┌────────

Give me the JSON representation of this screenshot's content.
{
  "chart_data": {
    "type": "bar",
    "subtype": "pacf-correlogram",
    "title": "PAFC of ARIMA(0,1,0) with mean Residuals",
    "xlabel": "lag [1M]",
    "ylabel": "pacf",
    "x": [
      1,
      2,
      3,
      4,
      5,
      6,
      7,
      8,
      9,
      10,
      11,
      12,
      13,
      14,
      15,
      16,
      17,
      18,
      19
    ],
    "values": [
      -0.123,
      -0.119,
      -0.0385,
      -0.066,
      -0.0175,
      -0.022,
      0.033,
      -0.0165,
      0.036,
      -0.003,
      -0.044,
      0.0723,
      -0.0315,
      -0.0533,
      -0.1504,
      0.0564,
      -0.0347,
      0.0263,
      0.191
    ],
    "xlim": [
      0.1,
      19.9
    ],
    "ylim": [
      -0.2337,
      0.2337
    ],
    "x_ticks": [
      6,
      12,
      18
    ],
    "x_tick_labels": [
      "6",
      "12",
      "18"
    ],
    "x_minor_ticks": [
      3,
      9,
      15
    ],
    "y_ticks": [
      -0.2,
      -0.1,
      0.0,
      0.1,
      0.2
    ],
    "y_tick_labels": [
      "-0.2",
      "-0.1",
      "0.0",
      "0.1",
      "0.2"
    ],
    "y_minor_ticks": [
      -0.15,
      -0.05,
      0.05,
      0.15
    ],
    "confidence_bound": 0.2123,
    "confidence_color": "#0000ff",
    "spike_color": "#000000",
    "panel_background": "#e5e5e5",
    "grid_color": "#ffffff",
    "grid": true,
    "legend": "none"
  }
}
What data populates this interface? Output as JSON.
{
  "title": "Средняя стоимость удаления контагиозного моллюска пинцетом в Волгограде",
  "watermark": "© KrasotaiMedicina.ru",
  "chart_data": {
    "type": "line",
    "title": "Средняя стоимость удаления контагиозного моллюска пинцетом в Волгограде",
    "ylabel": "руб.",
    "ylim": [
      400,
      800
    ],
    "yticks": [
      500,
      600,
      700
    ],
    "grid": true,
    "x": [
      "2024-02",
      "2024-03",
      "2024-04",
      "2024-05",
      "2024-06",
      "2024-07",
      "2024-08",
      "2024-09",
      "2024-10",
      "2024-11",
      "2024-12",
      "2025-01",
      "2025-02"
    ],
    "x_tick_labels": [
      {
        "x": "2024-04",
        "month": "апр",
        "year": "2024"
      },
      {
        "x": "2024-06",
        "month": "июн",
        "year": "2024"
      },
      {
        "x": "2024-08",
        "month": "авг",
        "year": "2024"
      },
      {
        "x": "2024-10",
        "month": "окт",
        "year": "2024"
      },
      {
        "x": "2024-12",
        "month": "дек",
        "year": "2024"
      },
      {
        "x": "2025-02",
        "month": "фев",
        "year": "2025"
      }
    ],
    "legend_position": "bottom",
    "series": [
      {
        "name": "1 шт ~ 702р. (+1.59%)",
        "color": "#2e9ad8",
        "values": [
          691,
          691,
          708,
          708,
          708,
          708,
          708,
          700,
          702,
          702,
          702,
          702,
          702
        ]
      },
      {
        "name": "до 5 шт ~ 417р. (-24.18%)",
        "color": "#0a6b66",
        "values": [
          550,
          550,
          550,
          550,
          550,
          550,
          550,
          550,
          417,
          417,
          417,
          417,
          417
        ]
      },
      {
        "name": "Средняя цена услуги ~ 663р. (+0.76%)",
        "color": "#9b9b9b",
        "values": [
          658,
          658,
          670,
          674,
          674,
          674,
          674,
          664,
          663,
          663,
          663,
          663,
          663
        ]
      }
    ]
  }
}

└────────

_Work instructions_. Sift the material for lines with the string "this". Copy each one found.

_Problem solution_.
Give me the JSON representation of this screenshot's content.
What data populates this interface? Output as JSON.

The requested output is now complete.